* [DIRECTIONS] Every record should be copied exactly, except that pictures are to be omitted.

(Records from a data source)
——

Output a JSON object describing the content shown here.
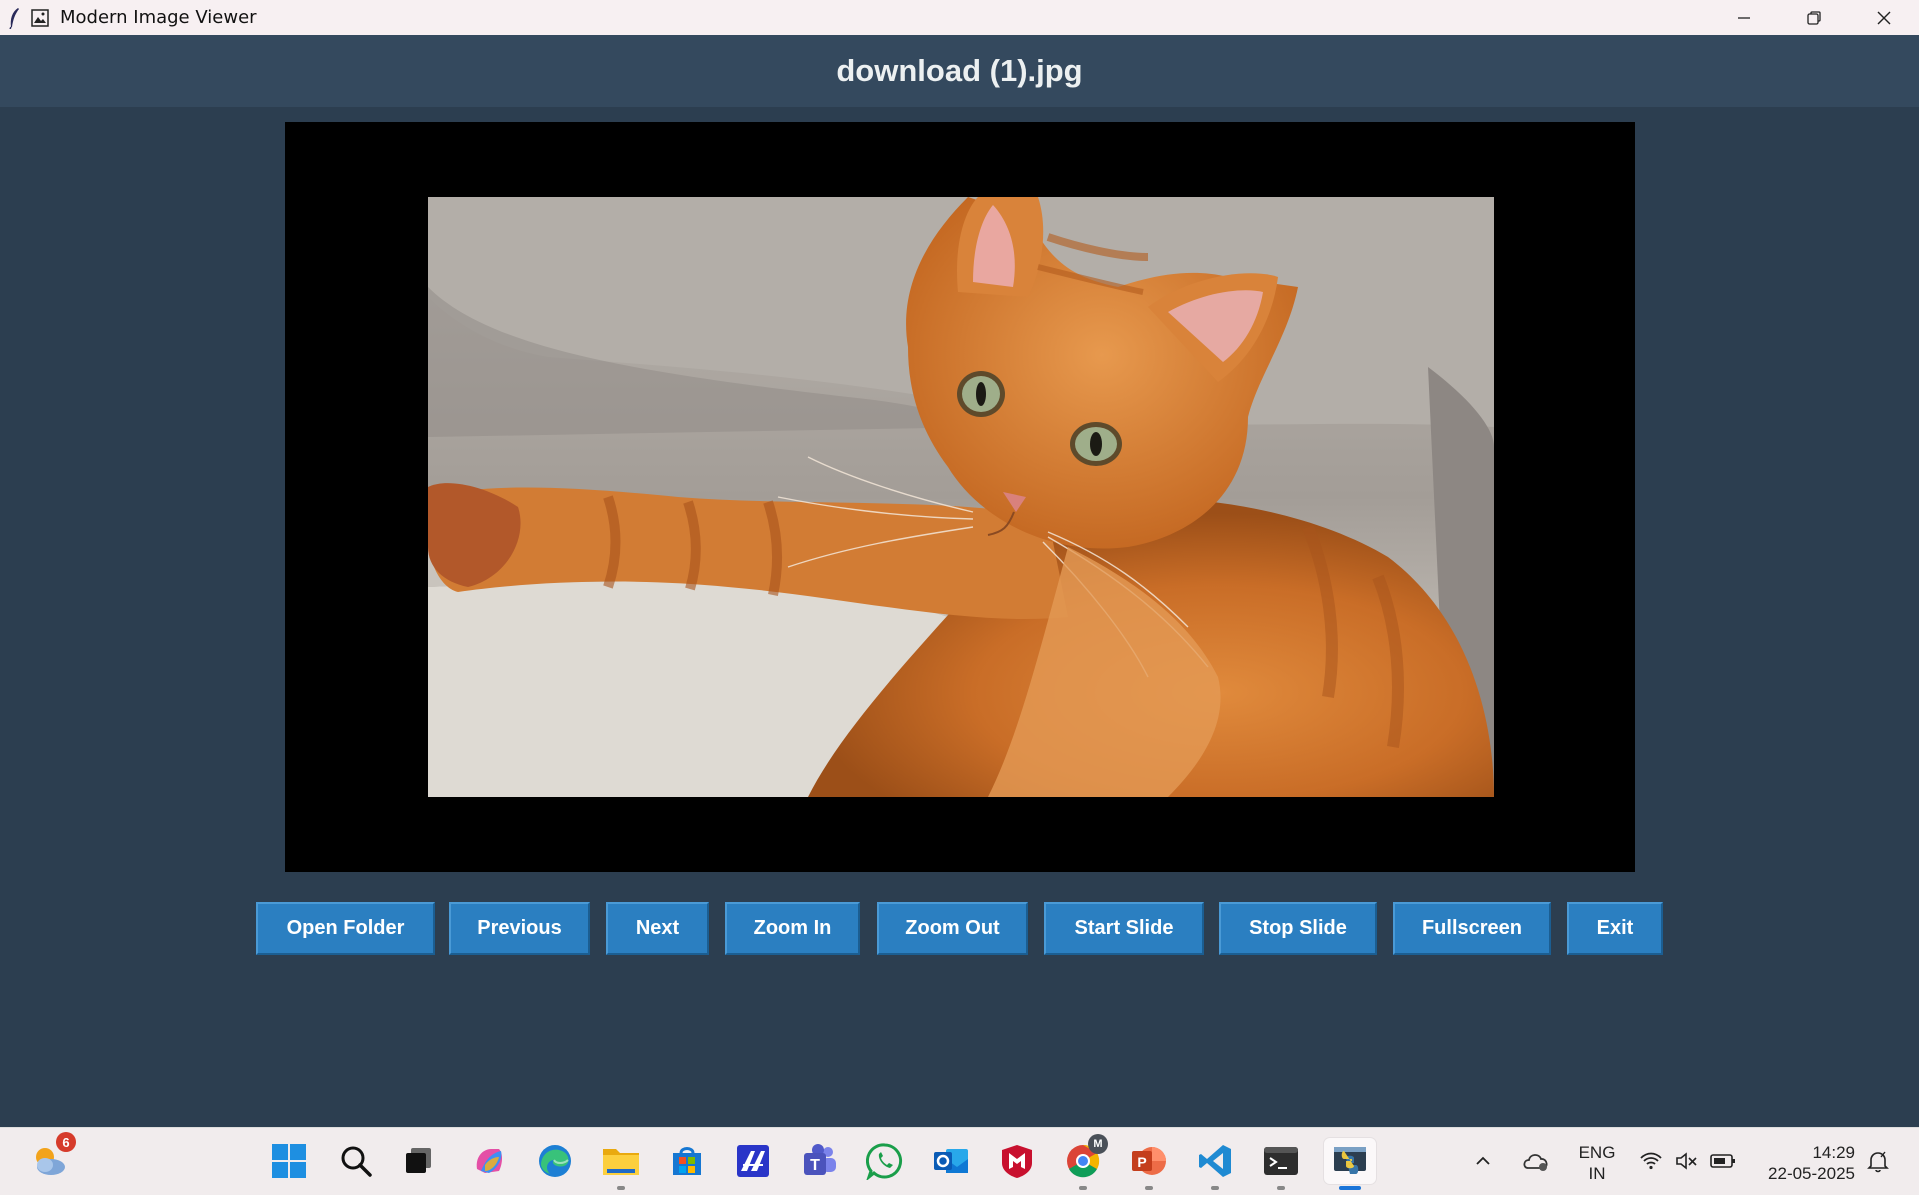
{
  "window": {
    "title": "Modern Image Viewer",
    "controls": [
      "minimize",
      "restore",
      "close"
    ]
  },
  "header": {
    "filename": "download (1).jpg"
  },
  "viewer": {
    "image_alt": "Orange tabby cat lying on a grey sofa"
  },
  "buttons": [
    {
      "label": "Open Folder"
    },
    {
      "label": "Previous"
    },
    {
      "label": "Next"
    },
    {
      "label": "Zoom In"
    },
    {
      "label": "Zoom Out"
    },
    {
      "label": "Start Slide"
    },
    {
      "label": "Stop Slide"
    },
    {
      "label": "Fullscreen"
    },
    {
      "label": "Exit"
    }
  ],
  "taskbar": {
    "weather_badge": "6",
    "apps": [
      "start",
      "search",
      "task-view",
      "copilot",
      "edge",
      "file-explorer",
      "microsoft-store",
      "app-a",
      "teams",
      "whatsapp",
      "outlook",
      "mcafee",
      "chrome",
      "powerpoint",
      "vscode",
      "terminal",
      "python-image-viewer"
    ],
    "chrome_badge": "M",
    "language_line1": "ENG",
    "language_line2": "IN",
    "time": "14:29",
    "date": "22-05-2025"
  },
  "colors": {
    "background": "#2c3e50",
    "header": "#34495e",
    "button": "#2b7fc1",
    "viewer": "#000000"
  }
}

——

* [EXERCISE OUTPUT]
Output a JSON object describing the content shown here.
{
  "window": {
    "title": "Modern Image Viewer",
    "controls": [
      "minimize",
      "restore",
      "close"
    ]
  },
  "header": {
    "filename": "download (1).jpg"
  },
  "viewer": {
    "image_alt": "Orange tabby cat lying on a grey sofa"
  },
  "buttons": [
    {
      "label": "Open Folder"
    },
    {
      "label": "Previous"
    },
    {
      "label": "Next"
    },
    {
      "label": "Zoom In"
    },
    {
      "label": "Zoom Out"
    },
    {
      "label": "Start Slide"
    },
    {
      "label": "Stop Slide"
    },
    {
      "label": "Fullscreen"
    },
    {
      "label": "Exit"
    }
  ],
  "taskbar": {
    "weather_badge": "6",
    "apps": [
      "start",
      "search",
      "task-view",
      "copilot",
      "edge",
      "file-explorer",
      "microsoft-store",
      "app-a",
      "teams",
      "whatsapp",
      "outlook",
      "mcafee",
      "chrome",
      "powerpoint",
      "vscode",
      "terminal",
      "python-image-viewer"
    ],
    "chrome_badge": "M",
    "language_line1": "ENG",
    "language_line2": "IN",
    "time": "14:29",
    "date": "22-05-2025"
  },
  "colors": {
    "background": "#2c3e50",
    "header": "#34495e",
    "button": "#2b7fc1",
    "viewer": "#000000"
  }
}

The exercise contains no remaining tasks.